- Given exercise:
Count the lines in the data below that contain the string "Canine", treating uppercase and lowercase letters as different. Give only the number.

+ + + + +

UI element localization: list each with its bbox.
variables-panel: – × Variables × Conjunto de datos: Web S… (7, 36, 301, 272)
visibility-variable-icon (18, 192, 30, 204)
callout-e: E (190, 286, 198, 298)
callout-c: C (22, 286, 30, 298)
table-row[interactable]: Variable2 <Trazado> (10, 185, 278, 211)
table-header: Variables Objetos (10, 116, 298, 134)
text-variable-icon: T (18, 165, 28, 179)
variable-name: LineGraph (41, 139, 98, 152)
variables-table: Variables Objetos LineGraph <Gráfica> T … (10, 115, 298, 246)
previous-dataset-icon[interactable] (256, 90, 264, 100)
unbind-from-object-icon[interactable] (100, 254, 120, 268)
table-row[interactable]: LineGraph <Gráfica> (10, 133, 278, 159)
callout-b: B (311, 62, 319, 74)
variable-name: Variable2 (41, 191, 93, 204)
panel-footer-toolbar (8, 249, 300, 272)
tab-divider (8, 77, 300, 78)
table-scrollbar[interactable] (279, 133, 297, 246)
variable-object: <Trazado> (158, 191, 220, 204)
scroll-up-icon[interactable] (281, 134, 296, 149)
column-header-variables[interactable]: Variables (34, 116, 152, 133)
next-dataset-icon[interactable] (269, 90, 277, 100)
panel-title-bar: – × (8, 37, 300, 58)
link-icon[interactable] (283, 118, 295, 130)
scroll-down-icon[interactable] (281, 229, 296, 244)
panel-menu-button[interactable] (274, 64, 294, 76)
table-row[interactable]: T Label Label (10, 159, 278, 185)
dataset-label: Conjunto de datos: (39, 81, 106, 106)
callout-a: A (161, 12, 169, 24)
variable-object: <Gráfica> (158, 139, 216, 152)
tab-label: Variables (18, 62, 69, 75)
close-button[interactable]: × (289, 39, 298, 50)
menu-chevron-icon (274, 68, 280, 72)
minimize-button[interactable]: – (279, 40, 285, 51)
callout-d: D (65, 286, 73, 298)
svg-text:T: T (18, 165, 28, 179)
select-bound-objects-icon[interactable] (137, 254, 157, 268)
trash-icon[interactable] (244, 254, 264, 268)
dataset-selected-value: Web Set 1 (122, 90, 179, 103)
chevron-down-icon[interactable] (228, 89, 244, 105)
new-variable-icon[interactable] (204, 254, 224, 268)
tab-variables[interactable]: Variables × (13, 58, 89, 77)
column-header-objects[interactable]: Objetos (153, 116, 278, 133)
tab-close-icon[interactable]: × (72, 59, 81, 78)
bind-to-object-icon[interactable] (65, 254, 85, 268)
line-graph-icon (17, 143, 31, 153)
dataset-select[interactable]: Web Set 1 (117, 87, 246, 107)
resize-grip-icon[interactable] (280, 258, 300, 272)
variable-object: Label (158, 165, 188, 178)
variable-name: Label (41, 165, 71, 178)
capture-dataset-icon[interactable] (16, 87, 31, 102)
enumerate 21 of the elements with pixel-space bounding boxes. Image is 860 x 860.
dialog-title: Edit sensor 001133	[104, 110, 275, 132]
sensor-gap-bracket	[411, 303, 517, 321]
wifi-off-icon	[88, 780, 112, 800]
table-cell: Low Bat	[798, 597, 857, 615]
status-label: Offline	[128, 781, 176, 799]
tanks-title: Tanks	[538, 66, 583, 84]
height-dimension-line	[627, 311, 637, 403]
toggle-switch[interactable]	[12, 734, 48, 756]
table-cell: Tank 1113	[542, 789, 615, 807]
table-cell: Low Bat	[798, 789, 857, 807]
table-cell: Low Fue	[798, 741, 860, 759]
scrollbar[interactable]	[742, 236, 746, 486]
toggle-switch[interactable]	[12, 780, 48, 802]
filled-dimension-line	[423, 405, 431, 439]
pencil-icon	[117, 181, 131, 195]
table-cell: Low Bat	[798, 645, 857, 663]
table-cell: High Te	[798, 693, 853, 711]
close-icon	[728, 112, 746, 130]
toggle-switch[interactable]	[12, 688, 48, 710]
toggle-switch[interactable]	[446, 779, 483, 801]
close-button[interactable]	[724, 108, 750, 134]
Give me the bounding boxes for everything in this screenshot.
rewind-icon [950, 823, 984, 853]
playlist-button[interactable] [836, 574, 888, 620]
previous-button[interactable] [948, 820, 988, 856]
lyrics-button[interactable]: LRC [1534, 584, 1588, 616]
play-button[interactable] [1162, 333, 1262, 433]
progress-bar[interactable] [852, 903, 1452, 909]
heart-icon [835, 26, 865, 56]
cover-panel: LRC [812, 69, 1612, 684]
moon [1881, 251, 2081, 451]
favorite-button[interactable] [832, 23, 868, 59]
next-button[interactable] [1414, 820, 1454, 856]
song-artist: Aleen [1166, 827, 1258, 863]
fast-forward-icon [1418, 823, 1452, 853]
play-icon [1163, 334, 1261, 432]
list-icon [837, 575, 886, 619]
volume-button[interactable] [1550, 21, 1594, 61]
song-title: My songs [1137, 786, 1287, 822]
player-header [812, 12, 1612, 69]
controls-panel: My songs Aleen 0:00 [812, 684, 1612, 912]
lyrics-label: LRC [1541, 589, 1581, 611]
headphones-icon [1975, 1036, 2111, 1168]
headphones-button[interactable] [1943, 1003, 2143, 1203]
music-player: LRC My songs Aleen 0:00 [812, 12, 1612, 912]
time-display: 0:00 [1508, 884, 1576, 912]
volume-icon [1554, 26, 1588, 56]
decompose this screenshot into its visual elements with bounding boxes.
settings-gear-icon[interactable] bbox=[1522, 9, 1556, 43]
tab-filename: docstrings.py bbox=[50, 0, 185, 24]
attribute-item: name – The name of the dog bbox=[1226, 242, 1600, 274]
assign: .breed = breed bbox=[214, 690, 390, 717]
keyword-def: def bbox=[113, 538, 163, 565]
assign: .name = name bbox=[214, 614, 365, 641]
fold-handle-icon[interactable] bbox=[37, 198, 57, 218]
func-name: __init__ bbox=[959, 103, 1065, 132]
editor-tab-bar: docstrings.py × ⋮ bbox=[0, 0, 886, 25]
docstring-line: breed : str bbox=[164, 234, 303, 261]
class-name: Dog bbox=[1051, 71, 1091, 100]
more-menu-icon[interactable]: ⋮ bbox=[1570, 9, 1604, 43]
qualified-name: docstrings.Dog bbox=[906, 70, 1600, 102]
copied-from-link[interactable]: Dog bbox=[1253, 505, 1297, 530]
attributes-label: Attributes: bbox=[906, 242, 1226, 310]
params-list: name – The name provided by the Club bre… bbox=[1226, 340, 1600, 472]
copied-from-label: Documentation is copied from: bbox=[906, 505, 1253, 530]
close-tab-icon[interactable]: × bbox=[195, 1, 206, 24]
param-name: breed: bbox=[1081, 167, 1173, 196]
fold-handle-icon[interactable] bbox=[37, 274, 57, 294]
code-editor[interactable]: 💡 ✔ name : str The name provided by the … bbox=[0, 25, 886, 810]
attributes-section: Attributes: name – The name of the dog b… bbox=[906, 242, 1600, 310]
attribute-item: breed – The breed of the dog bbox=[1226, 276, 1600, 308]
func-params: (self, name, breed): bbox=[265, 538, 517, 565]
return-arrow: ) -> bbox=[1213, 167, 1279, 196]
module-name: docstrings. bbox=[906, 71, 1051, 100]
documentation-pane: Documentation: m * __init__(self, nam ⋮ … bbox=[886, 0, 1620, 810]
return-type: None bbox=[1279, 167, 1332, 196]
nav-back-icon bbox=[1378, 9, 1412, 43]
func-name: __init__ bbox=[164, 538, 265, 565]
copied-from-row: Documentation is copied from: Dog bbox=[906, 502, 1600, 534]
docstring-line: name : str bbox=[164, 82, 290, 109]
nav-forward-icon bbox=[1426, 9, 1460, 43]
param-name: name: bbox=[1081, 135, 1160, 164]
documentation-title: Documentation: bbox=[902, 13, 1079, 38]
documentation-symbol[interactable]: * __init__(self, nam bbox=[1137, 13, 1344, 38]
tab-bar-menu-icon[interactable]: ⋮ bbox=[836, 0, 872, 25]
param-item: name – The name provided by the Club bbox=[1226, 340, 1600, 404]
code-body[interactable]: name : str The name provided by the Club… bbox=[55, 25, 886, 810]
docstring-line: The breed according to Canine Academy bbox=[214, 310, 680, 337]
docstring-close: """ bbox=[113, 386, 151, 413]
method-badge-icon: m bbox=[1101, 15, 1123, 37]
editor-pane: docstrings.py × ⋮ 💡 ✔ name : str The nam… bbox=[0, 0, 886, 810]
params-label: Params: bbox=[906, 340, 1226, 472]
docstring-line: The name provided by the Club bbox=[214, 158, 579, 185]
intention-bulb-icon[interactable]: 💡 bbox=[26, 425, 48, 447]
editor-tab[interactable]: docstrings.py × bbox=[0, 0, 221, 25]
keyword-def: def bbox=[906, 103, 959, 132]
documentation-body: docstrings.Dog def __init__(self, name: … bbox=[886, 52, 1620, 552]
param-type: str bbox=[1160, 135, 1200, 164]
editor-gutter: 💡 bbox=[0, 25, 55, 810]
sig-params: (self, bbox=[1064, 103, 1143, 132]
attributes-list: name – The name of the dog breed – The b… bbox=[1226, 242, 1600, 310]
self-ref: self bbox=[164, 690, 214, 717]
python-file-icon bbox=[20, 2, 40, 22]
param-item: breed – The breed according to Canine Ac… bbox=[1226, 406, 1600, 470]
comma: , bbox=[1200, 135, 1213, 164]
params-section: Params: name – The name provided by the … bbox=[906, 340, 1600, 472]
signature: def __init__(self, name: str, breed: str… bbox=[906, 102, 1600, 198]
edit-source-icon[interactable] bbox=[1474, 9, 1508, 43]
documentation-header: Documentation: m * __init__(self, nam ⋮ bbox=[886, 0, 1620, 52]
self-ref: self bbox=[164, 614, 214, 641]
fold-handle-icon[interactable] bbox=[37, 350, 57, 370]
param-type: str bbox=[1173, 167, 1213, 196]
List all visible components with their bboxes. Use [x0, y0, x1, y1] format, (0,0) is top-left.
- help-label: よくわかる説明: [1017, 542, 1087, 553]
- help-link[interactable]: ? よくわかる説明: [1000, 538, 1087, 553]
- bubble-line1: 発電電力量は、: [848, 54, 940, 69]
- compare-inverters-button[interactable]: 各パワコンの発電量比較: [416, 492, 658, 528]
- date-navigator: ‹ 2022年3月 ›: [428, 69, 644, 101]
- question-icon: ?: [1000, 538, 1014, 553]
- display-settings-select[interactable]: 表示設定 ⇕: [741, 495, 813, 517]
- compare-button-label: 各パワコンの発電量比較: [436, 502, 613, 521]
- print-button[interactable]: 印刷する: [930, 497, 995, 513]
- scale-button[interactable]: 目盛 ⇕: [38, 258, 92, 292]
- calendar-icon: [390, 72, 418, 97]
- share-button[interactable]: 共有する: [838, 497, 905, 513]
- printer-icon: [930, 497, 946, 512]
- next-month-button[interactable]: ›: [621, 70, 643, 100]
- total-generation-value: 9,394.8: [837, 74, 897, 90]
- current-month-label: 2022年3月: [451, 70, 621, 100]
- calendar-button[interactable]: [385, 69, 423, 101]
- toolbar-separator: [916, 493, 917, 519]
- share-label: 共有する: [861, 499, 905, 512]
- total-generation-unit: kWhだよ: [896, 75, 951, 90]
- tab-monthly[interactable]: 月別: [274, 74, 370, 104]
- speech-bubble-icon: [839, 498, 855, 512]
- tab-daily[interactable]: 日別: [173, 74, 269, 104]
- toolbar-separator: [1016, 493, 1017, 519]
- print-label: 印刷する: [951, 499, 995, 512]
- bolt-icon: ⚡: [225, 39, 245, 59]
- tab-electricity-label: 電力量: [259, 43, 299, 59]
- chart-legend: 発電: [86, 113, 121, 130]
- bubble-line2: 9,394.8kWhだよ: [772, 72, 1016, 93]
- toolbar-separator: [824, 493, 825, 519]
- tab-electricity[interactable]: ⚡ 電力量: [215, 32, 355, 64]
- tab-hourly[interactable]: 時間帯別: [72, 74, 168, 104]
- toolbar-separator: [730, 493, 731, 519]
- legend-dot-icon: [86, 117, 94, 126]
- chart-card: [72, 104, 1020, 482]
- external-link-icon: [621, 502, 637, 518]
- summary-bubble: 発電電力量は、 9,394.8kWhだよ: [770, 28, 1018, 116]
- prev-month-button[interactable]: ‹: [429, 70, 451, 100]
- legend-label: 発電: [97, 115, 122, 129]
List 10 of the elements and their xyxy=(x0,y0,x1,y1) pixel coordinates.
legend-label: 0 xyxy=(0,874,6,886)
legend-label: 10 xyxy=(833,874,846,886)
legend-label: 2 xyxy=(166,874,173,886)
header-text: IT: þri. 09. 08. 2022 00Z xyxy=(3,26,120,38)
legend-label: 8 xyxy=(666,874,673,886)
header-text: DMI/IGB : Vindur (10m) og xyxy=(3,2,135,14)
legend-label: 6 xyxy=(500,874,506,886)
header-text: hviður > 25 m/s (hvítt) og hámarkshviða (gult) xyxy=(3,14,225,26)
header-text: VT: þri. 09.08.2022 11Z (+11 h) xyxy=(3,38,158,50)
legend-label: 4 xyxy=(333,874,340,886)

+ + + + +

- Exercise answer:
2